- [Work to complete] Will you print the material below without altering a single character?

(Dataset entries)
◇ ◇ ◇ ◇ ◇

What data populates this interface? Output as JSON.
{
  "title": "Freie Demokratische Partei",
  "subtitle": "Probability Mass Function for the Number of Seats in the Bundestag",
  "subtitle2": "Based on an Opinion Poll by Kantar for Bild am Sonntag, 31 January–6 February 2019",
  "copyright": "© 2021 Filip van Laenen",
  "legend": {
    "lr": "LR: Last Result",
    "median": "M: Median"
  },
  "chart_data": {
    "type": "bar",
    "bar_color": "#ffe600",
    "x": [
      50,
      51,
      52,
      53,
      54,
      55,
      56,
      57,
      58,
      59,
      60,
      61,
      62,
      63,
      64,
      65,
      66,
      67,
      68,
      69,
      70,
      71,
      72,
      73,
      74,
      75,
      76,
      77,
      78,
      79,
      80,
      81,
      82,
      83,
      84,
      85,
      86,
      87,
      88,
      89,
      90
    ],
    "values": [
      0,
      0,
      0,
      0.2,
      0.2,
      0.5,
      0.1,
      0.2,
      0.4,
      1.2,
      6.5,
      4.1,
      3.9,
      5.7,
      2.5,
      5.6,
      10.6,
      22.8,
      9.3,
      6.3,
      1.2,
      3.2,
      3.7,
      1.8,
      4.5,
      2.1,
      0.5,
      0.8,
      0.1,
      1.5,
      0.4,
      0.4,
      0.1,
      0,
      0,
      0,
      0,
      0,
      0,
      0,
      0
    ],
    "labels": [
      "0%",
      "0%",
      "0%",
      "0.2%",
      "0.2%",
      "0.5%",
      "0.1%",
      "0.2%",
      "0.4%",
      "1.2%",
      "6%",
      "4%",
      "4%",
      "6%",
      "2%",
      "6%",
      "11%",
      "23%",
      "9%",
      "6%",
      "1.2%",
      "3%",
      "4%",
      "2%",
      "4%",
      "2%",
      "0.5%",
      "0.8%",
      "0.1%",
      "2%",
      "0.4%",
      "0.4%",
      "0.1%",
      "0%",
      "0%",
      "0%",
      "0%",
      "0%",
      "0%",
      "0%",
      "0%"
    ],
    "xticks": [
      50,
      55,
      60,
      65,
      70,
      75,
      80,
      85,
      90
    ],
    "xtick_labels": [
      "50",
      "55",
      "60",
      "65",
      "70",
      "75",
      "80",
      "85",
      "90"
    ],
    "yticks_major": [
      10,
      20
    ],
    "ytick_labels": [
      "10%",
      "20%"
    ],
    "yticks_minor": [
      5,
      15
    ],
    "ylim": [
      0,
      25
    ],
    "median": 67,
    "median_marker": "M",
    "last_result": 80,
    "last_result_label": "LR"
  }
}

◇ ◇ ◇ ◇ ◇

- [Expected answer]
What data populates this interface? Output as JSON.
{
  "title": "Freie Demokratische Partei",
  "subtitle": "Probability Mass Function for the Number of Seats in the Bundestag",
  "subtitle2": "Based on an Opinion Poll by Kantar for Bild am Sonntag, 31 January–6 February 2019",
  "copyright": "© 2021 Filip van Laenen",
  "legend": {
    "lr": "LR: Last Result",
    "median": "M: Median"
  },
  "chart_data": {
    "type": "bar",
    "bar_color": "#ffe600",
    "x": [
      50,
      51,
      52,
      53,
      54,
      55,
      56,
      57,
      58,
      59,
      60,
      61,
      62,
      63,
      64,
      65,
      66,
      67,
      68,
      69,
      70,
      71,
      72,
      73,
      74,
      75,
      76,
      77,
      78,
      79,
      80,
      81,
      82,
      83,
      84,
      85,
      86,
      87,
      88,
      89,
      90
    ],
    "values": [
      0,
      0,
      0,
      0.2,
      0.2,
      0.5,
      0.1,
      0.2,
      0.4,
      1.2,
      6.5,
      4.1,
      3.9,
      5.7,
      2.5,
      5.6,
      10.6,
      22.8,
      9.3,
      6.3,
      1.2,
      3.2,
      3.7,
      1.8,
      4.5,
      2.1,
      0.5,
      0.8,
      0.1,
      1.5,
      0.4,
      0.4,
      0.1,
      0,
      0,
      0,
      0,
      0,
      0,
      0,
      0
    ],
    "labels": [
      "0%",
      "0%",
      "0%",
      "0.2%",
      "0.2%",
      "0.5%",
      "0.1%",
      "0.2%",
      "0.4%",
      "1.2%",
      "6%",
      "4%",
      "4%",
      "6%",
      "2%",
      "6%",
      "11%",
      "23%",
      "9%",
      "6%",
      "1.2%",
      "3%",
      "4%",
      "2%",
      "4%",
      "2%",
      "0.5%",
      "0.8%",
      "0.1%",
      "2%",
      "0.4%",
      "0.4%",
      "0.1%",
      "0%",
      "0%",
      "0%",
      "0%",
      "0%",
      "0%",
      "0%",
      "0%"
    ],
    "xticks": [
      50,
      55,
      60,
      65,
      70,
      75,
      80,
      85,
      90
    ],
    "xtick_labels": [
      "50",
      "55",
      "60",
      "65",
      "70",
      "75",
      "80",
      "85",
      "90"
    ],
    "yticks_major": [
      10,
      20
    ],
    "ytick_labels": [
      "10%",
      "20%"
    ],
    "yticks_minor": [
      5,
      15
    ],
    "ylim": [
      0,
      25
    ],
    "median": 67,
    "median_marker": "M",
    "last_result": 80,
    "last_result_label": "LR"
  }
}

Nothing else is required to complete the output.